Source records:

.....

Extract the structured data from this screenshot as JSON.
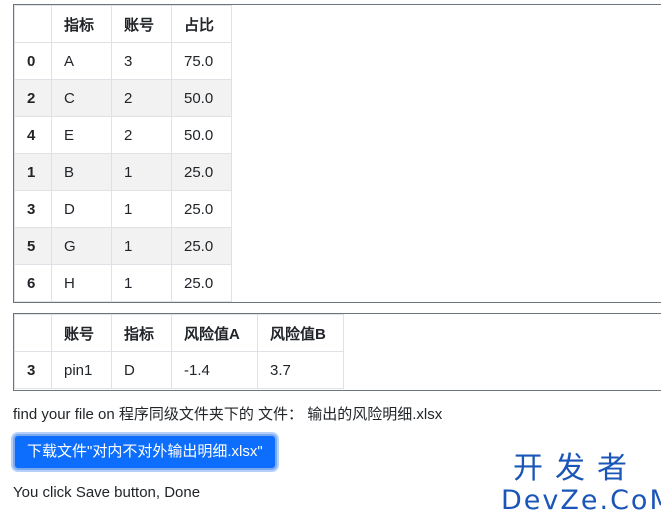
{
  "table1": {
    "columns": [
      "",
      "指标",
      "账号",
      "占比"
    ],
    "rows": [
      [
        "0",
        "A",
        "3",
        "75.0"
      ],
      [
        "2",
        "C",
        "2",
        "50.0"
      ],
      [
        "4",
        "E",
        "2",
        "50.0"
      ],
      [
        "1",
        "B",
        "1",
        "25.0"
      ],
      [
        "3",
        "D",
        "1",
        "25.0"
      ],
      [
        "5",
        "G",
        "1",
        "25.0"
      ],
      [
        "6",
        "H",
        "1",
        "25.0"
      ]
    ]
  },
  "table2": {
    "columns": [
      "",
      "账号",
      "指标",
      "风险值A",
      "风险值B"
    ],
    "rows": [
      [
        "3",
        "pin1",
        "D",
        "-1.4",
        "3.7"
      ]
    ]
  },
  "find_text": "find your file on 程序同级文件夹下的 文件： 输出的风险明细.xlsx",
  "download_button_label": "下载文件\"对内不对外输出明细.xlsx\"",
  "done_text": "You click Save button, Done",
  "watermark": {
    "cn": "开发者",
    "en": "DevZe.CoM"
  },
  "colors": {
    "button_bg": "#0d6efd",
    "watermark": "#1a56b8"
  }
}
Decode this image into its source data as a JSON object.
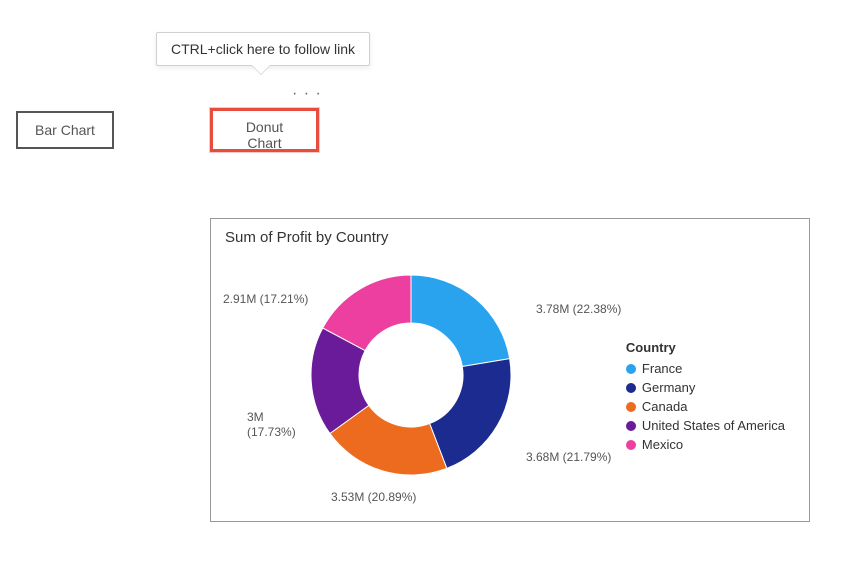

.....

Your task:
Without the pictures, write out all of the material exactly.

Result for this exercise:
Extract the structured data from this screenshot as JSON.
{
  "table1": {
    "columns": [
      "",
      "指标",
      "账号",
      "占比"
    ],
    "rows": [
      [
        "0",
        "A",
        "3",
        "75.0"
      ],
      [
        "2",
        "C",
        "2",
        "50.0"
      ],
      [
        "4",
        "E",
        "2",
        "50.0"
      ],
      [
        "1",
        "B",
        "1",
        "25.0"
      ],
      [
        "3",
        "D",
        "1",
        "25.0"
      ],
      [
        "5",
        "G",
        "1",
        "25.0"
      ],
      [
        "6",
        "H",
        "1",
        "25.0"
      ]
    ]
  },
  "table2": {
    "columns": [
      "",
      "账号",
      "指标",
      "风险值A",
      "风险值B"
    ],
    "rows": [
      [
        "3",
        "pin1",
        "D",
        "-1.4",
        "3.7"
      ]
    ]
  },
  "find_text": "find your file on 程序同级文件夹下的 文件： 输出的风险明细.xlsx",
  "download_button_label": "下载文件\"对内不对外输出明细.xlsx\"",
  "done_text": "You click Save button, Done",
  "watermark": {
    "cn": "开发者",
    "en": "DevZe.CoM"
  },
  "colors": {
    "button_bg": "#0d6efd",
    "watermark": "#1a56b8"
  }
}
Decode this image into its source data as a JSON object.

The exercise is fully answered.